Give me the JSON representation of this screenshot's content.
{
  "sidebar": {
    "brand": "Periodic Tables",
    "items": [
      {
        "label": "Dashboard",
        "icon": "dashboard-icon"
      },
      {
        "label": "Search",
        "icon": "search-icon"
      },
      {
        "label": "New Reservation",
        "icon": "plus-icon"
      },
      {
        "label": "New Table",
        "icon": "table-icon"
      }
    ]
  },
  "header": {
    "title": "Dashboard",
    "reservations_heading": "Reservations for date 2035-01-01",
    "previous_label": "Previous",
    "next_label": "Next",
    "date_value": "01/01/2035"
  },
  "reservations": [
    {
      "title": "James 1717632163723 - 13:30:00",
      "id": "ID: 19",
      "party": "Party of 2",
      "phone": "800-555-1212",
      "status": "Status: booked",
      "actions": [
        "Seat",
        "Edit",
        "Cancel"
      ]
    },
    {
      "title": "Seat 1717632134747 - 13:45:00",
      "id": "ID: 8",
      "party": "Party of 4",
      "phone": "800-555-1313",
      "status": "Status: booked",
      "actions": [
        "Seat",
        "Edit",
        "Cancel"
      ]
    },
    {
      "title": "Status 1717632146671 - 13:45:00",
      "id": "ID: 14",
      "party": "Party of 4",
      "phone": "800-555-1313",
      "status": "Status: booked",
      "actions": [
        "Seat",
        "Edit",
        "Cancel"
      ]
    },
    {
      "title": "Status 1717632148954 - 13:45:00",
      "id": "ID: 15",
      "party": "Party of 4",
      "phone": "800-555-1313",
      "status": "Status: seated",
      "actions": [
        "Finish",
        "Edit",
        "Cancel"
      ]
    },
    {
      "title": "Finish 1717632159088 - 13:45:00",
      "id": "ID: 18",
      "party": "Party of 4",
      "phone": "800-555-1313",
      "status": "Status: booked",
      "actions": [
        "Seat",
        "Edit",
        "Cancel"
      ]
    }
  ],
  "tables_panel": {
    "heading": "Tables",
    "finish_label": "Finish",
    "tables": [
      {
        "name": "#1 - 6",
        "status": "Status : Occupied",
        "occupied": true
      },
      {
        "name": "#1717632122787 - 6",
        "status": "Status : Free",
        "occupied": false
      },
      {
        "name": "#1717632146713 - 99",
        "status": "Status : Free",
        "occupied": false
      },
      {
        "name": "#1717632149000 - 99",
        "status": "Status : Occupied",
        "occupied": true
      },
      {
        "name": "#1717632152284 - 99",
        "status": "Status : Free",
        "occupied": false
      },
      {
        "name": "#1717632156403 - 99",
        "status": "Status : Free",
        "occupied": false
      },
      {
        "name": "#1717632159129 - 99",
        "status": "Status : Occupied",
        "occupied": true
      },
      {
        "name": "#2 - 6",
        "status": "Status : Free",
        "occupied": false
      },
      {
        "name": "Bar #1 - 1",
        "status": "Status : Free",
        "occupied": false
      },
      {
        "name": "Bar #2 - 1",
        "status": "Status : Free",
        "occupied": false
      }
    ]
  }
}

____

Given problem: Copy each line of the entries that includes the word "icon".

Final answer:
        "icon": "dashboard-icon"
        "icon": "search-icon"
        "icon": "plus-icon"
        "icon": "table-icon"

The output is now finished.